> **What is being asked**
Look through the data below and return each line where "通过学习新的课程标准" appears.

----------------

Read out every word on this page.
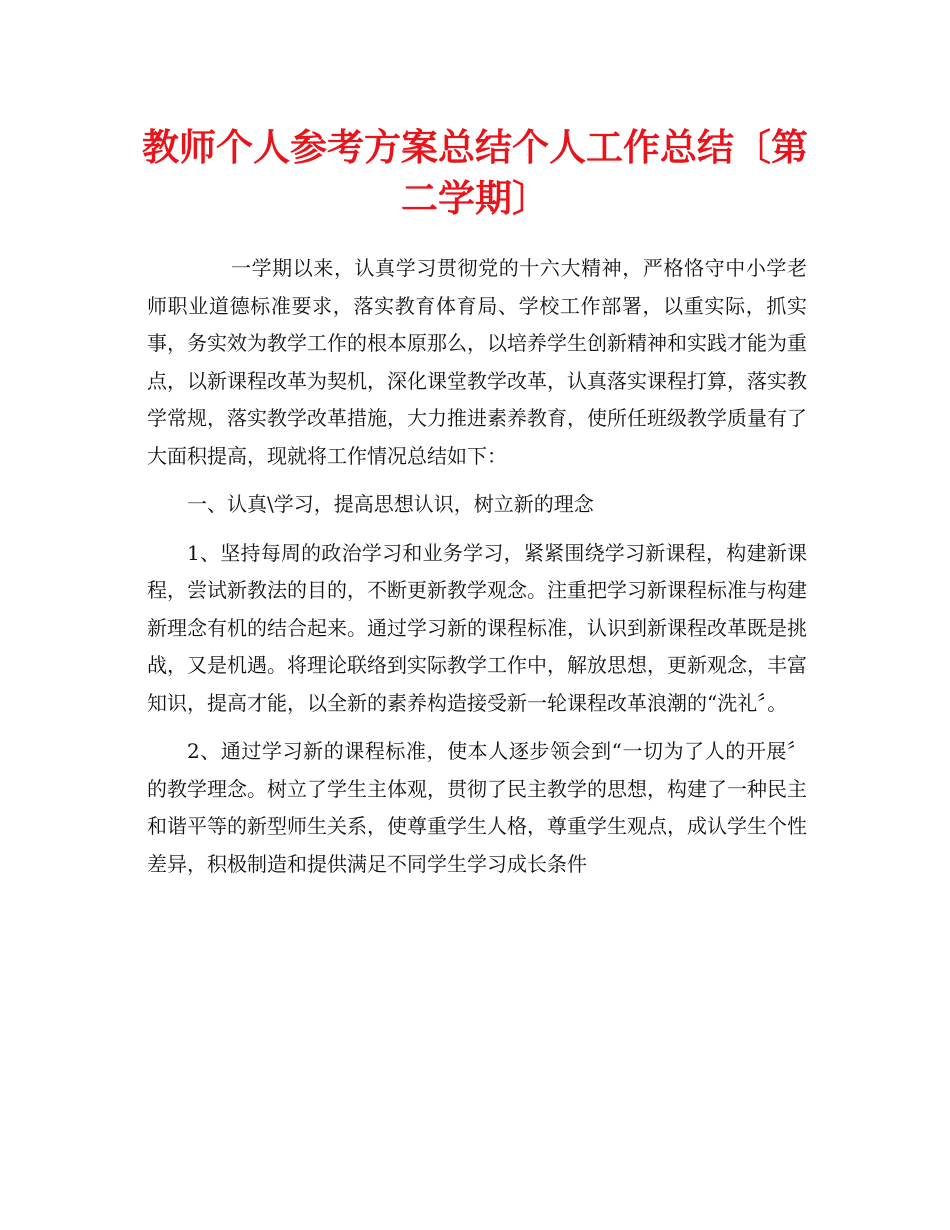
教师个人参考方案总结个人工作总结〔第二学期〕

一学期以来，认真学习贯彻党的十六大精神，严格恪守中小学老师职业道德标准要求，落实教育体育局、学校工作部署，以重实际，抓实事，务实效为教学工作的根本原那么，以培养学生创新精神和实践才能为重点，以新课程改革为契机，深化课堂教学改革，认真落实课程打算，落实教学常规，落实教学改革措施，大力推进素养教育，使所任班级教学质量有了大面积提高，现就将工作情况总结如下：

一、认真\学习，提高思想认识，树立新的理念

1、坚持每周的政治学习和业务学习，紧紧围绕学习新课程，构建新课程，尝试新教法的目的，不断更新教学观念。注重把学习新课程标准与构建新理念有机的结合起来。通过学习新的课程标准，认识到新课程改革既是挑战，又是机遇。将理论联络到实际教学工作中，解放思想，更新观念，丰富知识，提高才能，以全新的素养构造接受新一轮课程改革浪潮的“洗礼〞。

2、通过学习新的课程标准，使本人逐步领会到“一切为了人的开展〞的教学理念。树立了学生主体观，贯彻了民主教学的思想，构建了一种民主和谐平等的新型师生关系，使尊重学生人格，尊重学生观点，成认学生个性差异，积极制造和提供满足不同学生学习成长条件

----------------

> **Expected output**
1、坚持每周的政治学习和业务学习，紧紧围绕学习新课程，构建新课程，尝试新教法的目的，不断更新教学观念。注重把学习新课程标准与构建新理念有机的结合起来。通过学习新的课程标准，认识到新课程改革既是挑战，又是机遇。将理论联络到实际教学工作中，解放思想，更新观念，丰富知识，提高才能，以全新的素养构造接受新一轮课程改革浪潮的“洗礼〞。
2、通过学习新的课程标准，使本人逐步领会到“一切为了人的开展〞的教学理念。树立了学生主体观，贯彻了民主教学的思想，构建了一种民主和谐平等的新型师生关系，使尊重学生人格，尊重学生观点，成认学生个性差异，积极制造和提供满足不同学生学习成长条件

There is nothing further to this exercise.